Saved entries

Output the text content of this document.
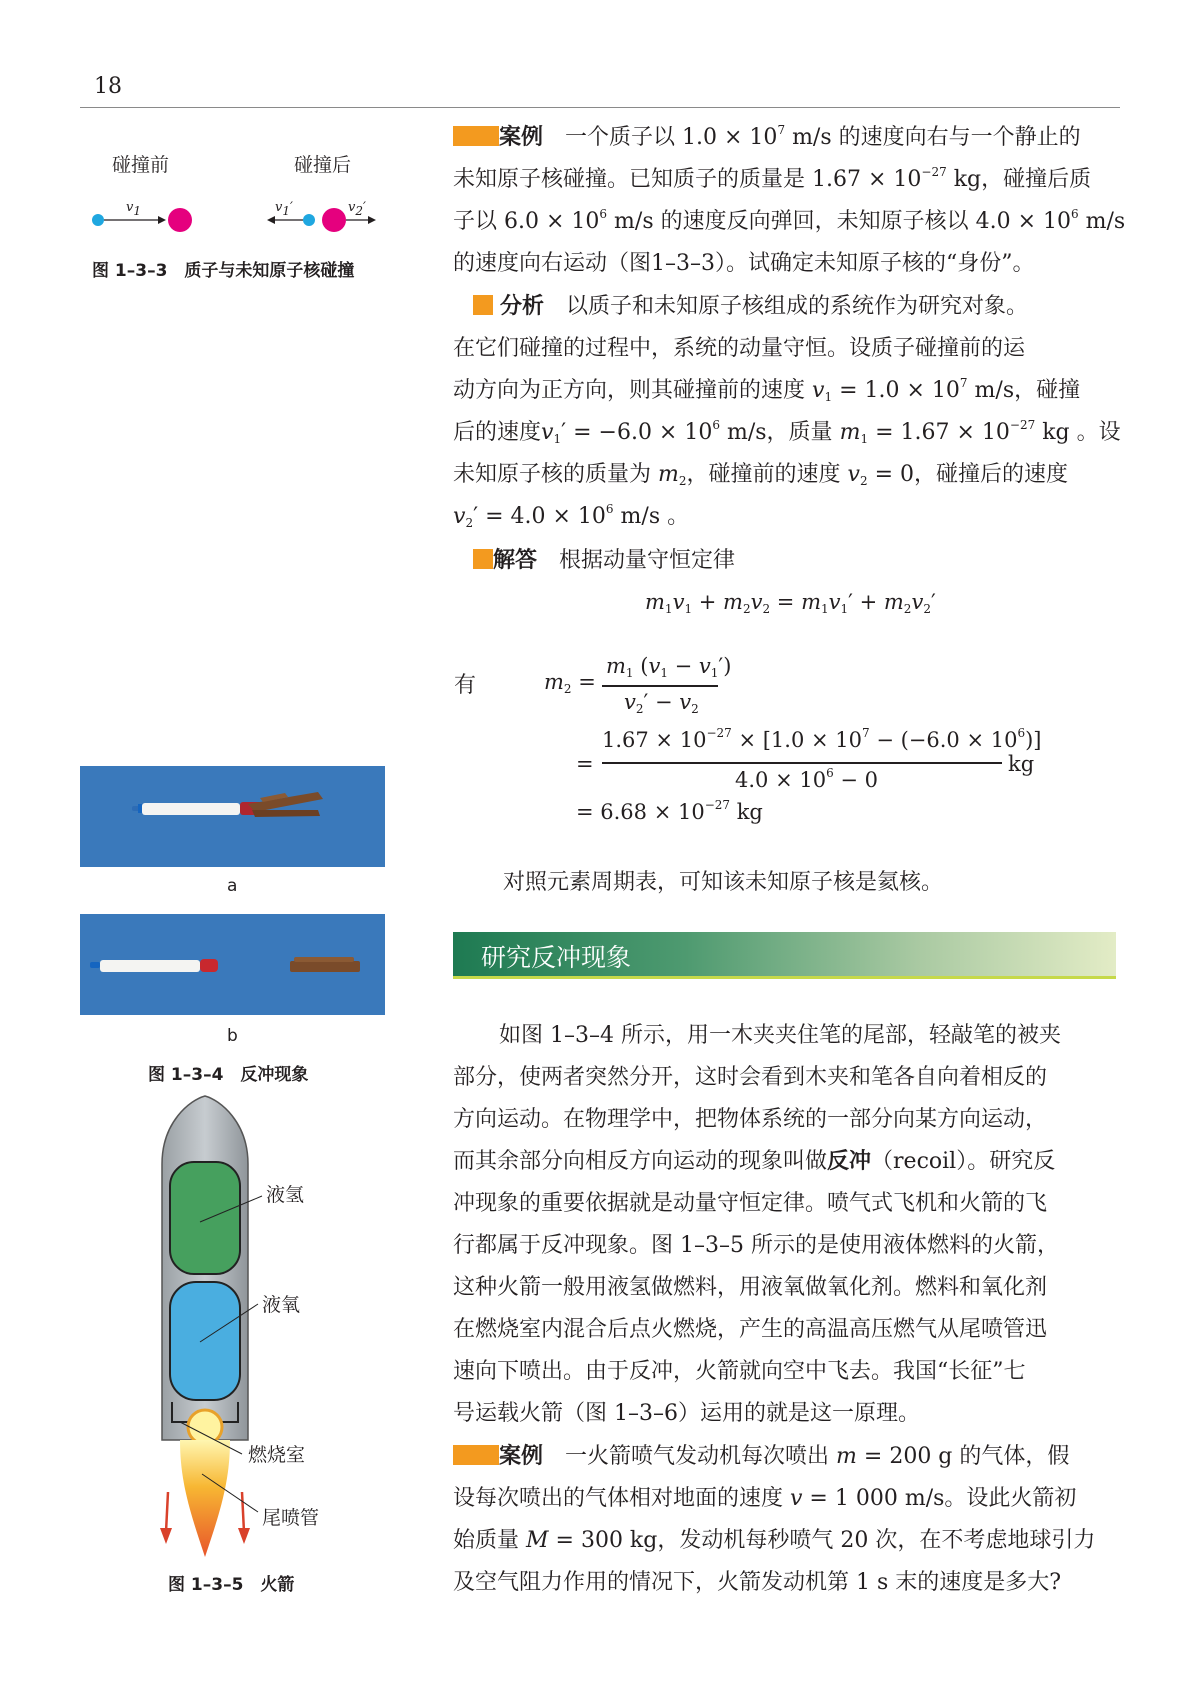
18
碰撞前	碰撞后
$v_1$	$v_1'$	$v_2'$
图 1–3–3　质子与未知原子核碰撞
a
b
图 1–3–4　反冲现象
液氢
液氧
燃烧室
尾喷管
图 1–3–5　火箭

案例　 一个质子以 $1.0 \times 10^7$ m/s 的速度向右与一个静止的

未知原子核碰撞。已知质子的质量是 $1.67 \times 10^{-27}$ kg，碰撞后质

子以 $6.0 \times 10^6$ m/s 的速度反向弹回，未知原子核以 $4.0 \times 10^6$ m/s

的速度向右运动（图1–3–3）。试确定未知原子核的“身份”。

分析　 以质子和未知原子核组成的系统作为研究对象。

在它们碰撞的过程中，系统的动量守恒。设质子碰撞前的运

动方向为正方向，则其碰撞前的速度 $v_1 = 1.0 \times 10^7$ m/s，碰撞

后的速度$v_1' = -6.0 \times 10^6$ m/s，质量 $m_1 = 1.67 \times 10^{-27}$ kg 。设

未知原子核的质量为 $m_2$，碰撞前的速度 $v_2 = 0$，碰撞后的速度

$v_2' = 4.0 \times 10^6$ m/s 。

解答　 根据动量守恒定律

$m_1v_1 + m_2v_2 = m_1v_1' + m_2v_2'$
有	$m_2$ =
$m_1$ $(v_1 - v_1')$
$v_2' - v_2$
=
$1.67 \times 10^{-27} \times [1.0 \times 10^7 - (-6.0 \times 10^6)]$
$4.0 \times 10^6 - 0$
kg
= $6.68 \times 10^{-27}$ kg

对照元素周期表，可知该未知原子核是氦核。

研究反冲现象

如图 1–3–4 所示，用一木夹夹住笔的尾部，轻敲笔的被夹

部分，使两者突然分开，这时会看到木夹和笔各自向着相反的

方向运动。在物理学中，把物体系统的一部分向某方向运动，

而其余部分向相反方向运动的现象叫做反冲（recoil）。研究反

冲现象的重要依据就是动量守恒定律。喷气式飞机和火箭的飞

行都属于反冲现象。图 1–3–5 所示的是使用液体燃料的火箭，

这种火箭一般用液氢做燃料，用液氧做氧化剂。燃料和氧化剂

在燃烧室内混合后点火燃烧，产生的高温高压燃气从尾喷管迅

速向下喷出。由于反冲，火箭就向空中飞去。我国“长征”七

号运载火箭（图 1–3–6）运用的就是这一原理。

案例　 一火箭喷气发动机每次喷出 m = 200 g 的气体，假

设每次喷出的气体相对地面的速度 v = 1 000 m/s。设此火箭初

始质量 M = 300 kg，发动机每秒喷气 20 次，在不考虑地球引力

及空气阻力作用的情况下，火箭发动机第 1 s 末的速度是多大?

[Goal]
Send back the data above word for word, with the pictures left out.

[The completed task]
Output the text content of this document.
18
碰撞前	碰撞后
$v_1$	$v_1'$	$v_2'$
图 1–3–3　质子与未知原子核碰撞
a
b
图 1–3–4　反冲现象
液氢
液氧
燃烧室
尾喷管
图 1–3–5　火箭

案例　 一个质子以 $1.0 \times 10^7$ m/s 的速度向右与一个静止的

未知原子核碰撞。已知质子的质量是 $1.67 \times 10^{-27}$ kg，碰撞后质

子以 $6.0 \times 10^6$ m/s 的速度反向弹回，未知原子核以 $4.0 \times 10^6$ m/s

的速度向右运动（图1–3–3）。试确定未知原子核的“身份”。

分析　 以质子和未知原子核组成的系统作为研究对象。

在它们碰撞的过程中，系统的动量守恒。设质子碰撞前的运

动方向为正方向，则其碰撞前的速度 $v_1 = 1.0 \times 10^7$ m/s，碰撞

后的速度$v_1' = -6.0 \times 10^6$ m/s，质量 $m_1 = 1.67 \times 10^{-27}$ kg 。设

未知原子核的质量为 $m_2$，碰撞前的速度 $v_2 = 0$，碰撞后的速度

$v_2' = 4.0 \times 10^6$ m/s 。

解答　 根据动量守恒定律

$m_1v_1 + m_2v_2 = m_1v_1' + m_2v_2'$
有	$m_2$ =
$m_1$ $(v_1 - v_1')$
$v_2' - v_2$
=
$1.67 \times 10^{-27} \times [1.0 \times 10^7 - (-6.0 \times 10^6)]$
$4.0 \times 10^6 - 0$
kg
= $6.68 \times 10^{-27}$ kg

对照元素周期表，可知该未知原子核是氦核。

研究反冲现象

如图 1–3–4 所示，用一木夹夹住笔的尾部，轻敲笔的被夹

部分，使两者突然分开，这时会看到木夹和笔各自向着相反的

方向运动。在物理学中，把物体系统的一部分向某方向运动，

而其余部分向相反方向运动的现象叫做反冲（recoil）。研究反

冲现象的重要依据就是动量守恒定律。喷气式飞机和火箭的飞

行都属于反冲现象。图 1–3–5 所示的是使用液体燃料的火箭，

这种火箭一般用液氢做燃料，用液氧做氧化剂。燃料和氧化剂

在燃烧室内混合后点火燃烧，产生的高温高压燃气从尾喷管迅

速向下喷出。由于反冲，火箭就向空中飞去。我国“长征”七

号运载火箭（图 1–3–6）运用的就是这一原理。

案例　 一火箭喷气发动机每次喷出 m = 200 g 的气体，假

设每次喷出的气体相对地面的速度 v = 1 000 m/s。设此火箭初

始质量 M = 300 kg，发动机每秒喷气 20 次，在不考虑地球引力

及空气阻力作用的情况下，火箭发动机第 1 s 末的速度是多大?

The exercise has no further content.